Given request — Transcribe the records that follow in their entirety, omitting any pictures.

Dataset content —
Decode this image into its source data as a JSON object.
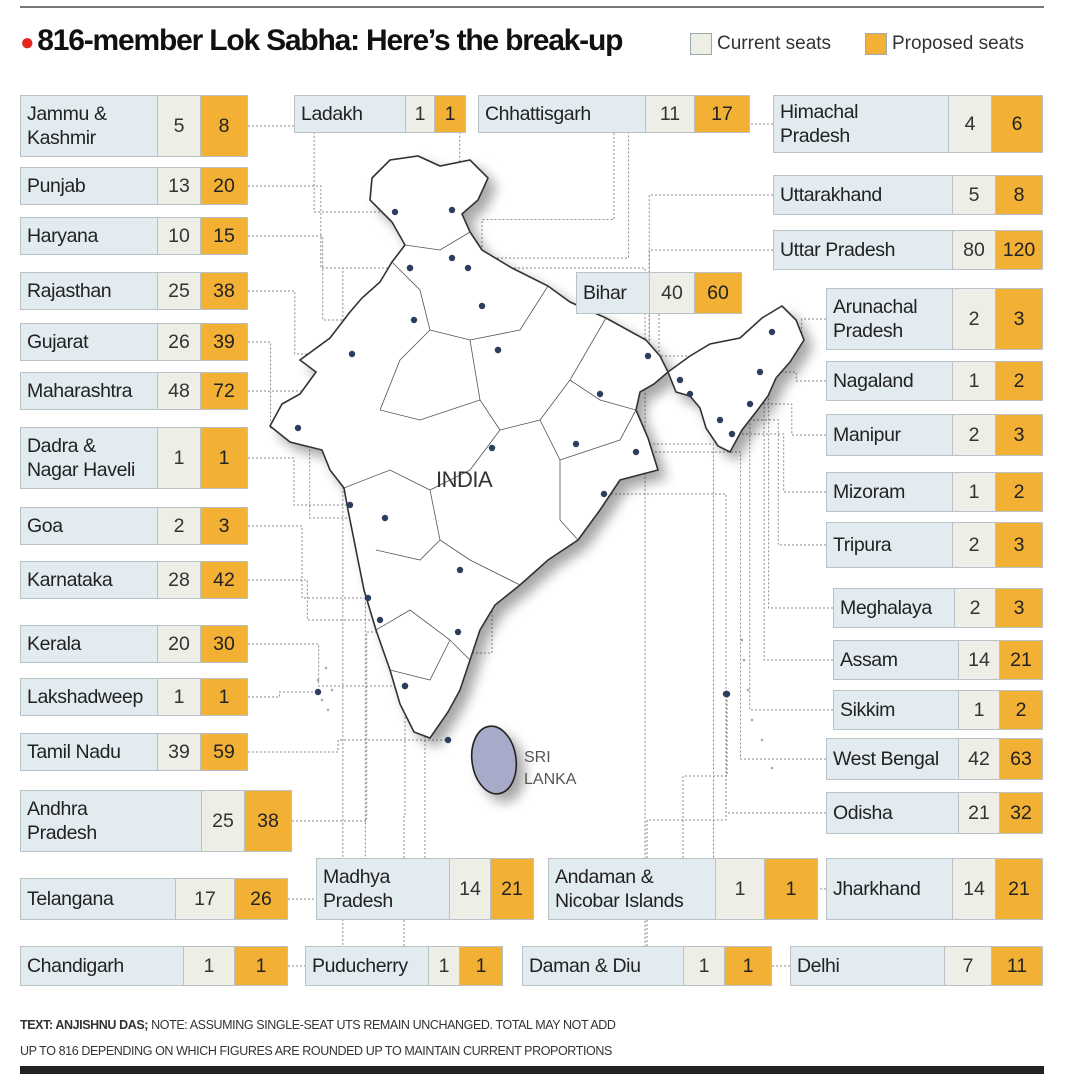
{
  "header": {
    "title": "816-member Lok Sabha: Here’s the break-up",
    "legend_current": "Current seats",
    "legend_proposed": "Proposed seats"
  },
  "colors": {
    "current": "#eeede6",
    "proposed": "#f2b035",
    "name_bg": "#e2ebef",
    "bullet": "#e2261b",
    "map_fill": "#ffffff",
    "map_stroke": "#333333",
    "srilanka": "#a7aac8",
    "marker": "#2c3e60"
  },
  "map": {
    "india_label": "INDIA",
    "srilanka_label_1": "SRI",
    "srilanka_label_2": "LANKA"
  },
  "states": [
    {
      "name": "Jammu &\nKashmir",
      "current": "5",
      "proposed": "8"
    },
    {
      "name": "Punjab",
      "current": "13",
      "proposed": "20"
    },
    {
      "name": "Haryana",
      "current": "10",
      "proposed": "15"
    },
    {
      "name": "Rajasthan",
      "current": "25",
      "proposed": "38"
    },
    {
      "name": "Gujarat",
      "current": "26",
      "proposed": "39"
    },
    {
      "name": "Maharashtra",
      "current": "48",
      "proposed": "72"
    },
    {
      "name": "Dadra &\nNagar Haveli",
      "current": "1",
      "proposed": "1"
    },
    {
      "name": "Goa",
      "current": "2",
      "proposed": "3"
    },
    {
      "name": "Karnataka",
      "current": "28",
      "proposed": "42"
    },
    {
      "name": "Kerala",
      "current": "20",
      "proposed": "30"
    },
    {
      "name": "Lakshadweep",
      "current": "1",
      "proposed": "1"
    },
    {
      "name": "Tamil Nadu",
      "current": "39",
      "proposed": "59"
    },
    {
      "name": "Andhra\nPradesh",
      "current": "25",
      "proposed": "38"
    },
    {
      "name": "Telangana",
      "current": "17",
      "proposed": "26"
    },
    {
      "name": "Chandigarh",
      "current": "1",
      "proposed": "1"
    },
    {
      "name": "Ladakh",
      "current": "1",
      "proposed": "1"
    },
    {
      "name": "Chhattisgarh",
      "current": "11",
      "proposed": "17"
    },
    {
      "name": "Bihar",
      "current": "40",
      "proposed": "60"
    },
    {
      "name": "Madhya\nPradesh",
      "current": "14",
      "proposed": "21"
    },
    {
      "name": "Andaman &\nNicobar Islands",
      "current": "1",
      "proposed": "1"
    },
    {
      "name": "Puducherry",
      "current": "1",
      "proposed": "1"
    },
    {
      "name": "Daman & Diu",
      "current": "1",
      "proposed": "1"
    },
    {
      "name": "Himachal\nPradesh",
      "current": "4",
      "proposed": "6"
    },
    {
      "name": "Uttarakhand",
      "current": "5",
      "proposed": "8"
    },
    {
      "name": "Uttar Pradesh",
      "current": "80",
      "proposed": "120"
    },
    {
      "name": "Arunachal\nPradesh",
      "current": "2",
      "proposed": "3"
    },
    {
      "name": "Nagaland",
      "current": "1",
      "proposed": "2"
    },
    {
      "name": "Manipur",
      "current": "2",
      "proposed": "3"
    },
    {
      "name": "Mizoram",
      "current": "1",
      "proposed": "2"
    },
    {
      "name": "Tripura",
      "current": "2",
      "proposed": "3"
    },
    {
      "name": "Meghalaya",
      "current": "2",
      "proposed": "3"
    },
    {
      "name": "Assam",
      "current": "14",
      "proposed": "21"
    },
    {
      "name": "Sikkim",
      "current": "1",
      "proposed": "2"
    },
    {
      "name": "West Bengal",
      "current": "42",
      "proposed": "63"
    },
    {
      "name": "Odisha",
      "current": "21",
      "proposed": "32"
    },
    {
      "name": "Jharkhand",
      "current": "14",
      "proposed": "21"
    },
    {
      "name": "Delhi",
      "current": "7",
      "proposed": "11"
    }
  ],
  "footer": {
    "credit": "TEXT: ANJISHNU DAS;",
    "note_1": " NOTE: ASSUMING SINGLE-SEAT UTS REMAIN UNCHANGED. TOTAL MAY NOT ADD",
    "note_2": "UP TO 816 DEPENDING ON WHICH FIGURES ARE ROUNDED UP TO MAINTAIN CURRENT PROPORTIONS"
  }
}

Solution for this problem —
Decode this image into its source data as a JSON object.
{
  "header": {
    "title": "816-member Lok Sabha: Here’s the break-up",
    "legend_current": "Current seats",
    "legend_proposed": "Proposed seats"
  },
  "colors": {
    "current": "#eeede6",
    "proposed": "#f2b035",
    "name_bg": "#e2ebef",
    "bullet": "#e2261b",
    "map_fill": "#ffffff",
    "map_stroke": "#333333",
    "srilanka": "#a7aac8",
    "marker": "#2c3e60"
  },
  "map": {
    "india_label": "INDIA",
    "srilanka_label_1": "SRI",
    "srilanka_label_2": "LANKA"
  },
  "states": [
    {
      "name": "Jammu &\nKashmir",
      "current": "5",
      "proposed": "8"
    },
    {
      "name": "Punjab",
      "current": "13",
      "proposed": "20"
    },
    {
      "name": "Haryana",
      "current": "10",
      "proposed": "15"
    },
    {
      "name": "Rajasthan",
      "current": "25",
      "proposed": "38"
    },
    {
      "name": "Gujarat",
      "current": "26",
      "proposed": "39"
    },
    {
      "name": "Maharashtra",
      "current": "48",
      "proposed": "72"
    },
    {
      "name": "Dadra &\nNagar Haveli",
      "current": "1",
      "proposed": "1"
    },
    {
      "name": "Goa",
      "current": "2",
      "proposed": "3"
    },
    {
      "name": "Karnataka",
      "current": "28",
      "proposed": "42"
    },
    {
      "name": "Kerala",
      "current": "20",
      "proposed": "30"
    },
    {
      "name": "Lakshadweep",
      "current": "1",
      "proposed": "1"
    },
    {
      "name": "Tamil Nadu",
      "current": "39",
      "proposed": "59"
    },
    {
      "name": "Andhra\nPradesh",
      "current": "25",
      "proposed": "38"
    },
    {
      "name": "Telangana",
      "current": "17",
      "proposed": "26"
    },
    {
      "name": "Chandigarh",
      "current": "1",
      "proposed": "1"
    },
    {
      "name": "Ladakh",
      "current": "1",
      "proposed": "1"
    },
    {
      "name": "Chhattisgarh",
      "current": "11",
      "proposed": "17"
    },
    {
      "name": "Bihar",
      "current": "40",
      "proposed": "60"
    },
    {
      "name": "Madhya\nPradesh",
      "current": "14",
      "proposed": "21"
    },
    {
      "name": "Andaman &\nNicobar Islands",
      "current": "1",
      "proposed": "1"
    },
    {
      "name": "Puducherry",
      "current": "1",
      "proposed": "1"
    },
    {
      "name": "Daman & Diu",
      "current": "1",
      "proposed": "1"
    },
    {
      "name": "Himachal\nPradesh",
      "current": "4",
      "proposed": "6"
    },
    {
      "name": "Uttarakhand",
      "current": "5",
      "proposed": "8"
    },
    {
      "name": "Uttar Pradesh",
      "current": "80",
      "proposed": "120"
    },
    {
      "name": "Arunachal\nPradesh",
      "current": "2",
      "proposed": "3"
    },
    {
      "name": "Nagaland",
      "current": "1",
      "proposed": "2"
    },
    {
      "name": "Manipur",
      "current": "2",
      "proposed": "3"
    },
    {
      "name": "Mizoram",
      "current": "1",
      "proposed": "2"
    },
    {
      "name": "Tripura",
      "current": "2",
      "proposed": "3"
    },
    {
      "name": "Meghalaya",
      "current": "2",
      "proposed": "3"
    },
    {
      "name": "Assam",
      "current": "14",
      "proposed": "21"
    },
    {
      "name": "Sikkim",
      "current": "1",
      "proposed": "2"
    },
    {
      "name": "West Bengal",
      "current": "42",
      "proposed": "63"
    },
    {
      "name": "Odisha",
      "current": "21",
      "proposed": "32"
    },
    {
      "name": "Jharkhand",
      "current": "14",
      "proposed": "21"
    },
    {
      "name": "Delhi",
      "current": "7",
      "proposed": "11"
    }
  ],
  "footer": {
    "credit": "TEXT: ANJISHNU DAS;",
    "note_1": " NOTE: ASSUMING SINGLE-SEAT UTS REMAIN UNCHANGED. TOTAL MAY NOT ADD",
    "note_2": "UP TO 816 DEPENDING ON WHICH FIGURES ARE ROUNDED UP TO MAINTAIN CURRENT PROPORTIONS"
  }
}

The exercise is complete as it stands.